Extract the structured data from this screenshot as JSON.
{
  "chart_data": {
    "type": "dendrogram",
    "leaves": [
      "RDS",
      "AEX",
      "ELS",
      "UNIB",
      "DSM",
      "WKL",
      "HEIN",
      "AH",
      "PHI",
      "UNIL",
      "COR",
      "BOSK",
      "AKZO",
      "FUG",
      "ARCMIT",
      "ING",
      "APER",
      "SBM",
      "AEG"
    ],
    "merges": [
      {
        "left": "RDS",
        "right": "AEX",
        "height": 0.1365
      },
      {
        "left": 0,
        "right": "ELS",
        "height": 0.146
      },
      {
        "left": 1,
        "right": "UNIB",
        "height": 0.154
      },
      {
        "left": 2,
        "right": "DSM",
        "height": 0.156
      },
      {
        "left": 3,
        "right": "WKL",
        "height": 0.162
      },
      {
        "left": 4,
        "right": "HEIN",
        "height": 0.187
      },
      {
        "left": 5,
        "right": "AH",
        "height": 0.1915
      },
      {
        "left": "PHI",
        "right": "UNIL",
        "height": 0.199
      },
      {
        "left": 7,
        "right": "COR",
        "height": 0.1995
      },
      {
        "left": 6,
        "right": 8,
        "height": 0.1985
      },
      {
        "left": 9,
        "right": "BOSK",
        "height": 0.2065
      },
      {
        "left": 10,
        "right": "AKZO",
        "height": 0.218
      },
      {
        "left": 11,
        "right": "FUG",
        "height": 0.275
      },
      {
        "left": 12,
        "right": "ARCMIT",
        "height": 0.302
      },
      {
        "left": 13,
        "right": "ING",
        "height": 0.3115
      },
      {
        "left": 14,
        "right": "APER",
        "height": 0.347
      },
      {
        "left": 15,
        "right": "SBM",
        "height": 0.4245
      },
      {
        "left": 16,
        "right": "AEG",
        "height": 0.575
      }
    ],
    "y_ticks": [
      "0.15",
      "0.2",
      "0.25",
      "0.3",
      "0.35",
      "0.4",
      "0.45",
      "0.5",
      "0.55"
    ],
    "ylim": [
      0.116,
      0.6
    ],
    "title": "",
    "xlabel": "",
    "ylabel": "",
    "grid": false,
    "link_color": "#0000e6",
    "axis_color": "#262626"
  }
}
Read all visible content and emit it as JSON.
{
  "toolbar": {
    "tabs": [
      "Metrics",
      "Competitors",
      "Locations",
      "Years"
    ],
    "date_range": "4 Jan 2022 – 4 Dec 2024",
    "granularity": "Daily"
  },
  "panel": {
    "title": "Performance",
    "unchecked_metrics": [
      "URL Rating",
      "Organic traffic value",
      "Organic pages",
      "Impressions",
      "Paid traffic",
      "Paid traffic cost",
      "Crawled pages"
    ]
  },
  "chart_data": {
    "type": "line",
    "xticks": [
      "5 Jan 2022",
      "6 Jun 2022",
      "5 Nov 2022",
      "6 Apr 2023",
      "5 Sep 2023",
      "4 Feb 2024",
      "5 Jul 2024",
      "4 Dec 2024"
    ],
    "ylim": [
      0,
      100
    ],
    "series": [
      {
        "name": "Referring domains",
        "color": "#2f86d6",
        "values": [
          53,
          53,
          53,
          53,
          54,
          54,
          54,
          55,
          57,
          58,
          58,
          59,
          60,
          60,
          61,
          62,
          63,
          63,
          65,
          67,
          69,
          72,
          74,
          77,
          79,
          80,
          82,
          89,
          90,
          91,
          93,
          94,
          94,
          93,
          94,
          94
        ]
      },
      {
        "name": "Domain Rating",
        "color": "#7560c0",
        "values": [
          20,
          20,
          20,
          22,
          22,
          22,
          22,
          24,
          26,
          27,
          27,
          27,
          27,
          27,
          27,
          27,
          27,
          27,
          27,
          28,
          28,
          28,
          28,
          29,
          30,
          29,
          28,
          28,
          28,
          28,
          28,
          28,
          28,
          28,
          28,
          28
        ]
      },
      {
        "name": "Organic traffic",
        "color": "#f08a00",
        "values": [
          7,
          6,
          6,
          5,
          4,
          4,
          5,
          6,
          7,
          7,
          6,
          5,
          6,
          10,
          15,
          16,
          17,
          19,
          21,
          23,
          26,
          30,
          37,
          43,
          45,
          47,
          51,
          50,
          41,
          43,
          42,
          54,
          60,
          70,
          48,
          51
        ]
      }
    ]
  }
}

WHAT IS NEEDED
Reproduce the full listing word for word.

COMPLETED EXERCISE
Extract the structured data from this screenshot as JSON.
{
  "chart_data": {
    "type": "dendrogram",
    "leaves": [
      "RDS",
      "AEX",
      "ELS",
      "UNIB",
      "DSM",
      "WKL",
      "HEIN",
      "AH",
      "PHI",
      "UNIL",
      "COR",
      "BOSK",
      "AKZO",
      "FUG",
      "ARCMIT",
      "ING",
      "APER",
      "SBM",
      "AEG"
    ],
    "merges": [
      {
        "left": "RDS",
        "right": "AEX",
        "height": 0.1365
      },
      {
        "left": 0,
        "right": "ELS",
        "height": 0.146
      },
      {
        "left": 1,
        "right": "UNIB",
        "height": 0.154
      },
      {
        "left": 2,
        "right": "DSM",
        "height": 0.156
      },
      {
        "left": 3,
        "right": "WKL",
        "height": 0.162
      },
      {
        "left": 4,
        "right": "HEIN",
        "height": 0.187
      },
      {
        "left": 5,
        "right": "AH",
        "height": 0.1915
      },
      {
        "left": "PHI",
        "right": "UNIL",
        "height": 0.199
      },
      {
        "left": 7,
        "right": "COR",
        "height": 0.1995
      },
      {
        "left": 6,
        "right": 8,
        "height": 0.1985
      },
      {
        "left": 9,
        "right": "BOSK",
        "height": 0.2065
      },
      {
        "left": 10,
        "right": "AKZO",
        "height": 0.218
      },
      {
        "left": 11,
        "right": "FUG",
        "height": 0.275
      },
      {
        "left": 12,
        "right": "ARCMIT",
        "height": 0.302
      },
      {
        "left": 13,
        "right": "ING",
        "height": 0.3115
      },
      {
        "left": 14,
        "right": "APER",
        "height": 0.347
      },
      {
        "left": 15,
        "right": "SBM",
        "height": 0.4245
      },
      {
        "left": 16,
        "right": "AEG",
        "height": 0.575
      }
    ],
    "y_ticks": [
      "0.15",
      "0.2",
      "0.25",
      "0.3",
      "0.35",
      "0.4",
      "0.45",
      "0.5",
      "0.55"
    ],
    "ylim": [
      0.116,
      0.6
    ],
    "title": "",
    "xlabel": "",
    "ylabel": "",
    "grid": false,
    "link_color": "#0000e6",
    "axis_color": "#262626"
  }
}
Read all visible content and emit it as JSON.
{
  "toolbar": {
    "tabs": [
      "Metrics",
      "Competitors",
      "Locations",
      "Years"
    ],
    "date_range": "4 Jan 2022 – 4 Dec 2024",
    "granularity": "Daily"
  },
  "panel": {
    "title": "Performance",
    "unchecked_metrics": [
      "URL Rating",
      "Organic traffic value",
      "Organic pages",
      "Impressions",
      "Paid traffic",
      "Paid traffic cost",
      "Crawled pages"
    ]
  },
  "chart_data": {
    "type": "line",
    "xticks": [
      "5 Jan 2022",
      "6 Jun 2022",
      "5 Nov 2022",
      "6 Apr 2023",
      "5 Sep 2023",
      "4 Feb 2024",
      "5 Jul 2024",
      "4 Dec 2024"
    ],
    "ylim": [
      0,
      100
    ],
    "series": [
      {
        "name": "Referring domains",
        "color": "#2f86d6",
        "values": [
          53,
          53,
          53,
          53,
          54,
          54,
          54,
          55,
          57,
          58,
          58,
          59,
          60,
          60,
          61,
          62,
          63,
          63,
          65,
          67,
          69,
          72,
          74,
          77,
          79,
          80,
          82,
          89,
          90,
          91,
          93,
          94,
          94,
          93,
          94,
          94
        ]
      },
      {
        "name": "Domain Rating",
        "color": "#7560c0",
        "values": [
          20,
          20,
          20,
          22,
          22,
          22,
          22,
          24,
          26,
          27,
          27,
          27,
          27,
          27,
          27,
          27,
          27,
          27,
          27,
          28,
          28,
          28,
          28,
          29,
          30,
          29,
          28,
          28,
          28,
          28,
          28,
          28,
          28,
          28,
          28,
          28
        ]
      },
      {
        "name": "Organic traffic",
        "color": "#f08a00",
        "values": [
          7,
          6,
          6,
          5,
          4,
          4,
          5,
          6,
          7,
          7,
          6,
          5,
          6,
          10,
          15,
          16,
          17,
          19,
          21,
          23,
          26,
          30,
          37,
          43,
          45,
          47,
          51,
          50,
          41,
          43,
          42,
          54,
          60,
          70,
          48,
          51
        ]
      }
    ]
  }
}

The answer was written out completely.